Challenge - Below are the records. Gather each line that holds "PPMO".

Material shown -
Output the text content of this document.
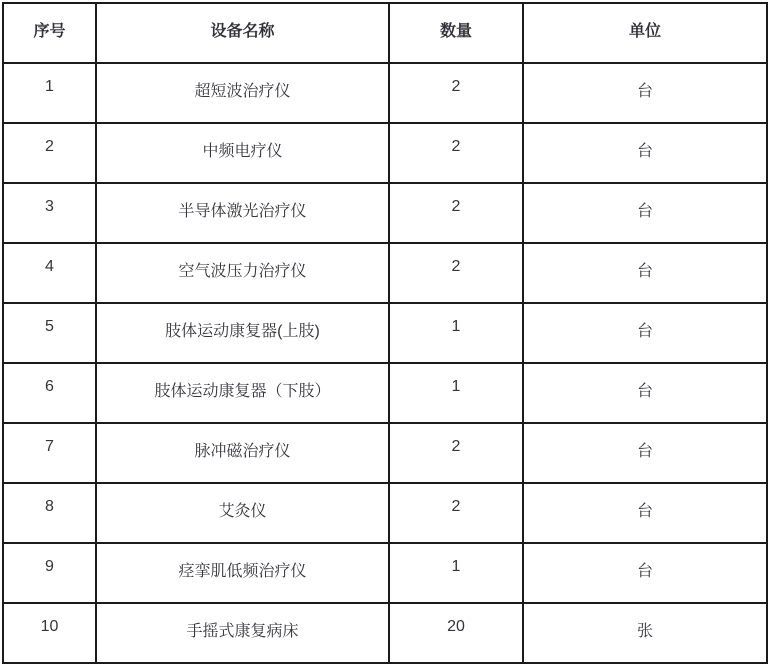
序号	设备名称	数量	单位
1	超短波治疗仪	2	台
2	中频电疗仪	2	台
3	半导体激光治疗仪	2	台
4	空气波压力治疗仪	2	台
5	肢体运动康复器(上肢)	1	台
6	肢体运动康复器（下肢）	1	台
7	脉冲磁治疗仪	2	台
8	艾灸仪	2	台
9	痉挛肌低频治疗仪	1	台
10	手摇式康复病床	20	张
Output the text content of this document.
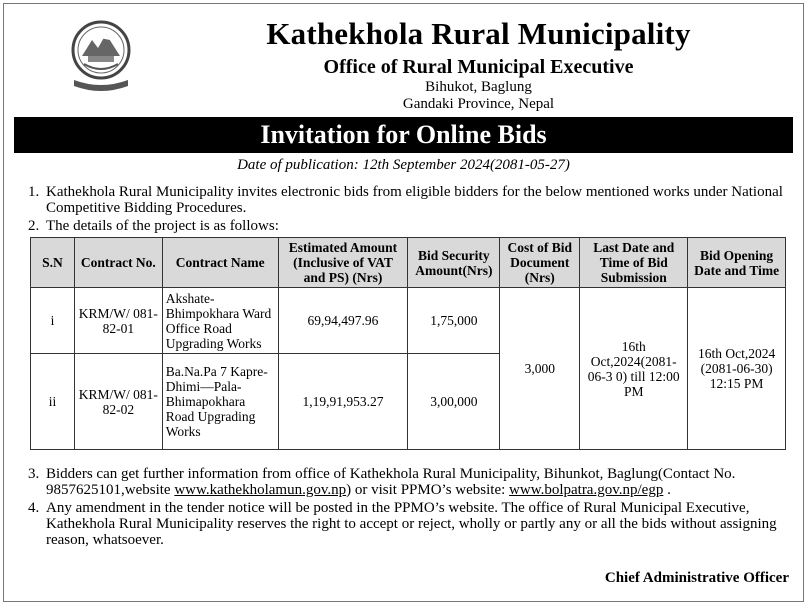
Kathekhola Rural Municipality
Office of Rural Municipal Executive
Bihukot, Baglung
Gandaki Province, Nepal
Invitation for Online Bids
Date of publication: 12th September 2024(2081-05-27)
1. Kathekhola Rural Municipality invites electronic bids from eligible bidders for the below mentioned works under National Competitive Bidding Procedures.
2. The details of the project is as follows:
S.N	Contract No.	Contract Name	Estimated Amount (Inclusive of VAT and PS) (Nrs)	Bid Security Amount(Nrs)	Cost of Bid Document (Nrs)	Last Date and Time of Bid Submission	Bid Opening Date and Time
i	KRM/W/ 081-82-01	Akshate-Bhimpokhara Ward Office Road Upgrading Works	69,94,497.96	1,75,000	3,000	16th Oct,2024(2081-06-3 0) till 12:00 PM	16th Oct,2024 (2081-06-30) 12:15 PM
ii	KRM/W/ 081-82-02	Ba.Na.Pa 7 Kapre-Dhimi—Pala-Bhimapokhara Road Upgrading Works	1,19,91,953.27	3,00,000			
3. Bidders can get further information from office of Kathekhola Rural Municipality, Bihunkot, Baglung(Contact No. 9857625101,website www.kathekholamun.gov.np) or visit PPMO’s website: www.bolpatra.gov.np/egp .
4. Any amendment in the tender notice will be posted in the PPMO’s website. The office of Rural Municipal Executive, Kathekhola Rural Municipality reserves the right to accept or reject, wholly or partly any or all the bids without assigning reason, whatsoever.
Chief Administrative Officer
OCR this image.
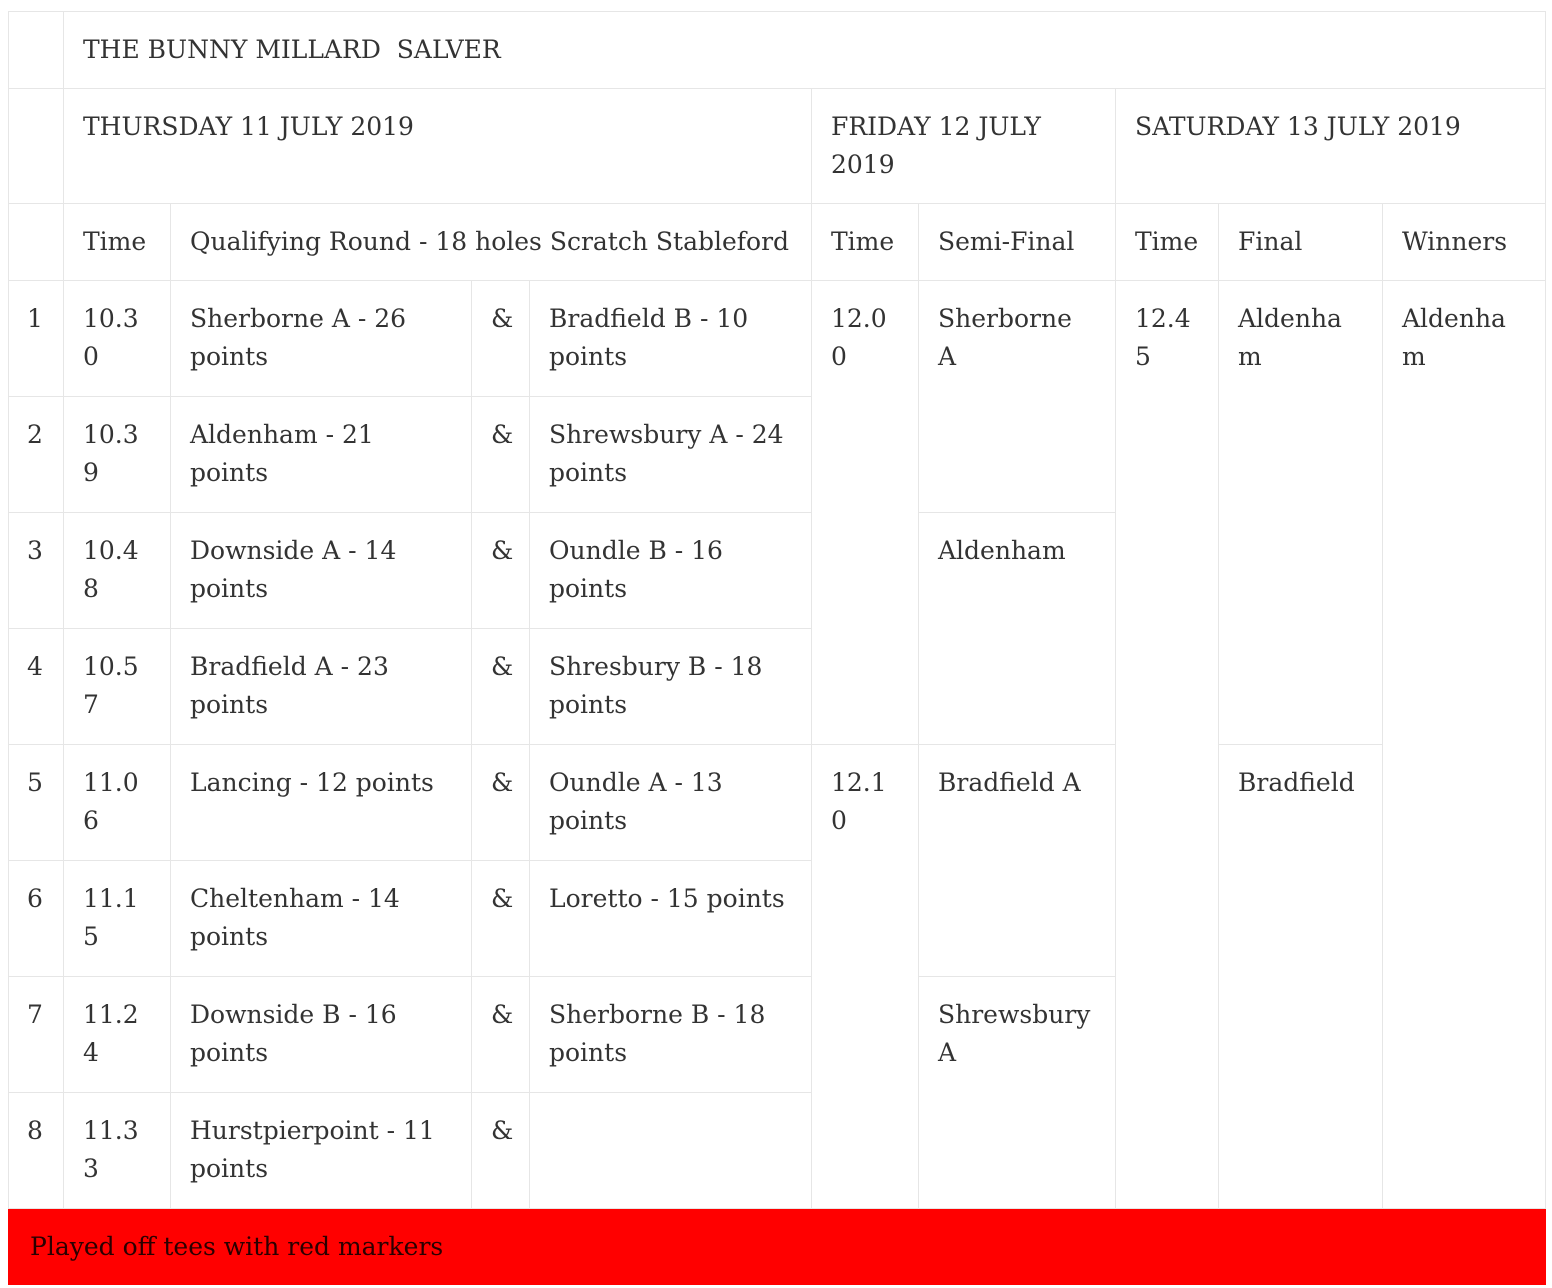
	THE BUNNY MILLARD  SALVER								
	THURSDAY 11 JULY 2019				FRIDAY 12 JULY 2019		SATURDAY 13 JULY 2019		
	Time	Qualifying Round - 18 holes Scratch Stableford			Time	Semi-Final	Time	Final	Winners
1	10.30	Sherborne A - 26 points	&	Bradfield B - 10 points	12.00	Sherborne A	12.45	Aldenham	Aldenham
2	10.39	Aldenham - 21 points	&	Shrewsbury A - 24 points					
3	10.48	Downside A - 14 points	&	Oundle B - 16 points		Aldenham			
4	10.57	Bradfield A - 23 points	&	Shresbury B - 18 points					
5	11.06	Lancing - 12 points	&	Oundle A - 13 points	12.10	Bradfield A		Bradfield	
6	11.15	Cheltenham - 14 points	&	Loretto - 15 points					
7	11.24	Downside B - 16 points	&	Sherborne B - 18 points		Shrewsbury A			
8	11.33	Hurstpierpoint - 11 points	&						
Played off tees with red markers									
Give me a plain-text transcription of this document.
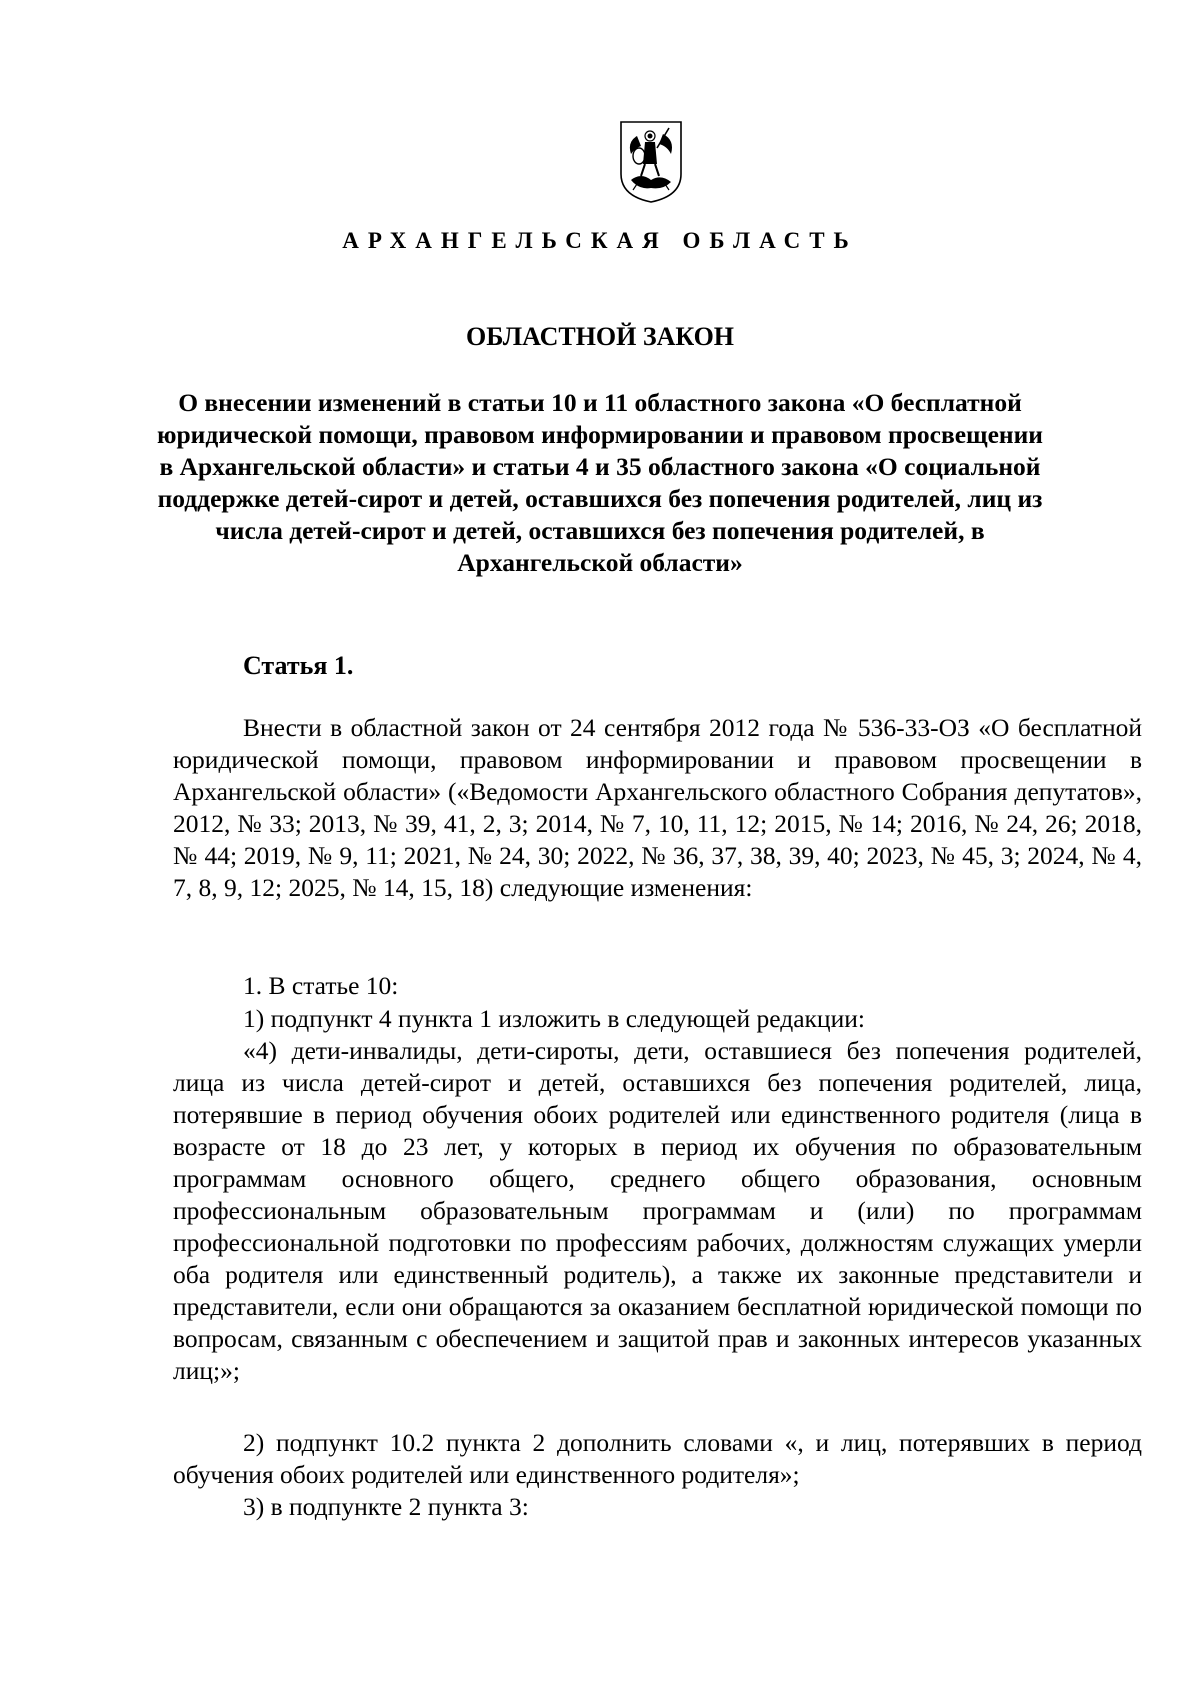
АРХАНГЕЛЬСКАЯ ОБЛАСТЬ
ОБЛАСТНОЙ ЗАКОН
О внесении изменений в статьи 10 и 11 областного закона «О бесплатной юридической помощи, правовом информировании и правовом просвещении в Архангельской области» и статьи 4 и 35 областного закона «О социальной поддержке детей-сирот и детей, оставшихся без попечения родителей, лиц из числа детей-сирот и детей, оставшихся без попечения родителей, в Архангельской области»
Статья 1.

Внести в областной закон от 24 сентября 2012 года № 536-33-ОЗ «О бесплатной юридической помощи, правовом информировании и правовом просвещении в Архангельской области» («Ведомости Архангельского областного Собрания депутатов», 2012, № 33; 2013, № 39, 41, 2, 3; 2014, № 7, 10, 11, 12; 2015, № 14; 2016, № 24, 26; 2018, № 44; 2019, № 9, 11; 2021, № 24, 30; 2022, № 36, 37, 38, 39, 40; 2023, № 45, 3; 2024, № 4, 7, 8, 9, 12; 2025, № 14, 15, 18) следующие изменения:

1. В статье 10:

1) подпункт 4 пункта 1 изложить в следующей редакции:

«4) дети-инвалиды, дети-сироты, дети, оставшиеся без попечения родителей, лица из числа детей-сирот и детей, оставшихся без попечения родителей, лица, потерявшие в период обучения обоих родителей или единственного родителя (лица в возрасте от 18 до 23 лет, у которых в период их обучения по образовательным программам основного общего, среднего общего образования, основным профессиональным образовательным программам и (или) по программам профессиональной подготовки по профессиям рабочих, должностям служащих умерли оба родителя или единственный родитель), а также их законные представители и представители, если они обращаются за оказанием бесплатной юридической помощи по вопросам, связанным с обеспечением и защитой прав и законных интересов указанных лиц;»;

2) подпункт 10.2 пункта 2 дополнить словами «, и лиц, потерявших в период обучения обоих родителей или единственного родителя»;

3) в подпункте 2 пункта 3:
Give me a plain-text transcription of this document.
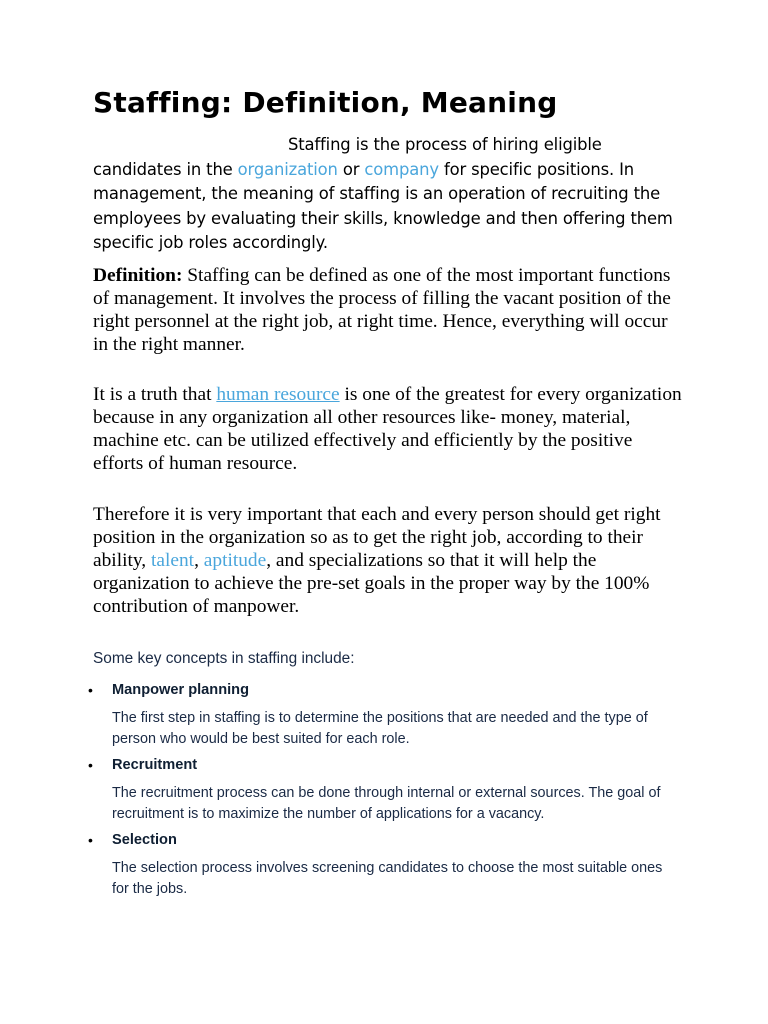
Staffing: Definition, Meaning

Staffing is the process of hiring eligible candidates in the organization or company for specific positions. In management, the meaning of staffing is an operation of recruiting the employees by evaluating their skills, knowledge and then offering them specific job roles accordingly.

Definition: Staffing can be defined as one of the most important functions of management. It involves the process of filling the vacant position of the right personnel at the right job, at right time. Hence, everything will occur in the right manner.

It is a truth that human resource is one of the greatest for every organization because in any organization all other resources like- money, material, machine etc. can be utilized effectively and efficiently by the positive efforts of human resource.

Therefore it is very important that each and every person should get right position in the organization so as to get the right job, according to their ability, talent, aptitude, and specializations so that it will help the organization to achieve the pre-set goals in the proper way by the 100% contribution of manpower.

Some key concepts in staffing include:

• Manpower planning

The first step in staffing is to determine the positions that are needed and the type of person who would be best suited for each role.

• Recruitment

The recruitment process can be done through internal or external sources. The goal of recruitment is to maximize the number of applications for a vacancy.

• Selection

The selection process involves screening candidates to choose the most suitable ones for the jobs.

Exercise output -
3. Bidders can get further information from office of Kathekhola Rural Municipality, Bihunkot, Baglung(Contact No. 9857625101,website www.kathekholamun.gov.np) or visit PPMO’s website: www.bolpatra.gov.np/egp .
4. Any amendment in the tender notice will be posted in the PPMO’s website. The office of Rural Municipal Executive, Kathekhola Rural Municipality reserves the right to accept or reject, wholly or partly any or all the bids without assigning reason, whatsoever.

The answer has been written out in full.